Chart and figure data:
_ _ _
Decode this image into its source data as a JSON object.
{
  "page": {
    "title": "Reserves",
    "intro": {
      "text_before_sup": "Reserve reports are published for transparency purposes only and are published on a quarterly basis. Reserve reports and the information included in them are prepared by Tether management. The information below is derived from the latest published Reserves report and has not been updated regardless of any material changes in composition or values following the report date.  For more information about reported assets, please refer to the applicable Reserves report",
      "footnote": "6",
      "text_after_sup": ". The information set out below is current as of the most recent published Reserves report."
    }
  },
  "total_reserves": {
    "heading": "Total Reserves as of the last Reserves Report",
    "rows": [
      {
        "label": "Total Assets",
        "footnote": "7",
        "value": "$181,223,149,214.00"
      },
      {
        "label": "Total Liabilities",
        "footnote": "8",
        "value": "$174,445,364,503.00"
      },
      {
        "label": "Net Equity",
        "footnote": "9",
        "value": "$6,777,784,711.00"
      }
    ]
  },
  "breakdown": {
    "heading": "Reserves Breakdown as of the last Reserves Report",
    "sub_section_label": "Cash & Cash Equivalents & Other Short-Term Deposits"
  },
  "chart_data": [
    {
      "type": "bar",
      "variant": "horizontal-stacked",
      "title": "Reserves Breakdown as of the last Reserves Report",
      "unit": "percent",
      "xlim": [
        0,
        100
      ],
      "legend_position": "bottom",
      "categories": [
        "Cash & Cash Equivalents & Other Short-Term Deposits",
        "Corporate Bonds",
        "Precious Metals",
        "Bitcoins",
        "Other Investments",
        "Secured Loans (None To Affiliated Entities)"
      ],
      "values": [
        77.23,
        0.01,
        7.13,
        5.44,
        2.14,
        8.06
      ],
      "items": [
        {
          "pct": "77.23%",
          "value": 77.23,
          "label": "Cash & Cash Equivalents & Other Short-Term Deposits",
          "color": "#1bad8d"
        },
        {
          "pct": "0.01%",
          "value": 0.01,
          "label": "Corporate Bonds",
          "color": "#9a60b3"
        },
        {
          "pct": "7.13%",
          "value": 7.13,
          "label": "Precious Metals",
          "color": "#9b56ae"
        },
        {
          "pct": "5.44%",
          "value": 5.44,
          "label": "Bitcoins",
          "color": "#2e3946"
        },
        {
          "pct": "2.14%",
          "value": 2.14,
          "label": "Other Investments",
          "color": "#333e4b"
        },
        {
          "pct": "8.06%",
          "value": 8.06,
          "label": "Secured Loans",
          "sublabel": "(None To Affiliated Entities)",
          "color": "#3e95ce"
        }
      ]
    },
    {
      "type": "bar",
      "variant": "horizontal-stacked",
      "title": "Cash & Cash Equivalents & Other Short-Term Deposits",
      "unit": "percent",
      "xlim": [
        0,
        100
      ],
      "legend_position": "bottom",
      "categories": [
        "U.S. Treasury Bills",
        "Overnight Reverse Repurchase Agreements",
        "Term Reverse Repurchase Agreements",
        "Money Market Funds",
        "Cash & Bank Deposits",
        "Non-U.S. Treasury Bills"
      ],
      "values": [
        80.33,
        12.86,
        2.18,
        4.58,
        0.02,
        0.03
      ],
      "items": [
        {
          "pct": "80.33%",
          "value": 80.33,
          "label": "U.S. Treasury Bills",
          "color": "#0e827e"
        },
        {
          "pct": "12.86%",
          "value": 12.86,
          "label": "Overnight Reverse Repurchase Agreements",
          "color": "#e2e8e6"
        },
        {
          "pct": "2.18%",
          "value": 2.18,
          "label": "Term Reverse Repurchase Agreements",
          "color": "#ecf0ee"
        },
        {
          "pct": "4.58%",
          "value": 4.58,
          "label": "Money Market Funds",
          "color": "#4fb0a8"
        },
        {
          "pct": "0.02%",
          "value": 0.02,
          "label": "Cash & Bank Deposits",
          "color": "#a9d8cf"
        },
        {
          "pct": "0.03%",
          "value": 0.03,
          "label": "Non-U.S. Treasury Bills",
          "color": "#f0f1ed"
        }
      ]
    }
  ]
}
_ _ _
WRITTEN EXERCISE: Copy each line of the data exactly, leaving nothing out.

ANSWER FOR THIS EXERCISE:
Decode this image into its source data as a JSON object.
{
  "page": {
    "title": "Reserves",
    "intro": {
      "text_before_sup": "Reserve reports are published for transparency purposes only and are published on a quarterly basis. Reserve reports and the information included in them are prepared by Tether management. The information below is derived from the latest published Reserves report and has not been updated regardless of any material changes in composition or values following the report date.  For more information about reported assets, please refer to the applicable Reserves report",
      "footnote": "6",
      "text_after_sup": ". The information set out below is current as of the most recent published Reserves report."
    }
  },
  "total_reserves": {
    "heading": "Total Reserves as of the last Reserves Report",
    "rows": [
      {
        "label": "Total Assets",
        "footnote": "7",
        "value": "$181,223,149,214.00"
      },
      {
        "label": "Total Liabilities",
        "footnote": "8",
        "value": "$174,445,364,503.00"
      },
      {
        "label": "Net Equity",
        "footnote": "9",
        "value": "$6,777,784,711.00"
      }
    ]
  },
  "breakdown": {
    "heading": "Reserves Breakdown as of the last Reserves Report",
    "sub_section_label": "Cash & Cash Equivalents & Other Short-Term Deposits"
  },
  "chart_data": [
    {
      "type": "bar",
      "variant": "horizontal-stacked",
      "title": "Reserves Breakdown as of the last Reserves Report",
      "unit": "percent",
      "xlim": [
        0,
        100
      ],
      "legend_position": "bottom",
      "categories": [
        "Cash & Cash Equivalents & Other Short-Term Deposits",
        "Corporate Bonds",
        "Precious Metals",
        "Bitcoins",
        "Other Investments",
        "Secured Loans (None To Affiliated Entities)"
      ],
      "values": [
        77.23,
        0.01,
        7.13,
        5.44,
        2.14,
        8.06
      ],
      "items": [
        {
          "pct": "77.23%",
          "value": 77.23,
          "label": "Cash & Cash Equivalents & Other Short-Term Deposits",
          "color": "#1bad8d"
        },
        {
          "pct": "0.01%",
          "value": 0.01,
          "label": "Corporate Bonds",
          "color": "#9a60b3"
        },
        {
          "pct": "7.13%",
          "value": 7.13,
          "label": "Precious Metals",
          "color": "#9b56ae"
        },
        {
          "pct": "5.44%",
          "value": 5.44,
          "label": "Bitcoins",
          "color": "#2e3946"
        },
        {
          "pct": "2.14%",
          "value": 2.14,
          "label": "Other Investments",
          "color": "#333e4b"
        },
        {
          "pct": "8.06%",
          "value": 8.06,
          "label": "Secured Loans",
          "sublabel": "(None To Affiliated Entities)",
          "color": "#3e95ce"
        }
      ]
    },
    {
      "type": "bar",
      "variant": "horizontal-stacked",
      "title": "Cash & Cash Equivalents & Other Short-Term Deposits",
      "unit": "percent",
      "xlim": [
        0,
        100
      ],
      "legend_position": "bottom",
      "categories": [
        "U.S. Treasury Bills",
        "Overnight Reverse Repurchase Agreements",
        "Term Reverse Repurchase Agreements",
        "Money Market Funds",
        "Cash & Bank Deposits",
        "Non-U.S. Treasury Bills"
      ],
      "values": [
        80.33,
        12.86,
        2.18,
        4.58,
        0.02,
        0.03
      ],
      "items": [
        {
          "pct": "80.33%",
          "value": 80.33,
          "label": "U.S. Treasury Bills",
          "color": "#0e827e"
        },
        {
          "pct": "12.86%",
          "value": 12.86,
          "label": "Overnight Reverse Repurchase Agreements",
          "color": "#e2e8e6"
        },
        {
          "pct": "2.18%",
          "value": 2.18,
          "label": "Term Reverse Repurchase Agreements",
          "color": "#ecf0ee"
        },
        {
          "pct": "4.58%",
          "value": 4.58,
          "label": "Money Market Funds",
          "color": "#4fb0a8"
        },
        {
          "pct": "0.02%",
          "value": 0.02,
          "label": "Cash & Bank Deposits",
          "color": "#a9d8cf"
        },
        {
          "pct": "0.03%",
          "value": 0.03,
          "label": "Non-U.S. Treasury Bills",
          "color": "#f0f1ed"
        }
      ]
    }
  ]
}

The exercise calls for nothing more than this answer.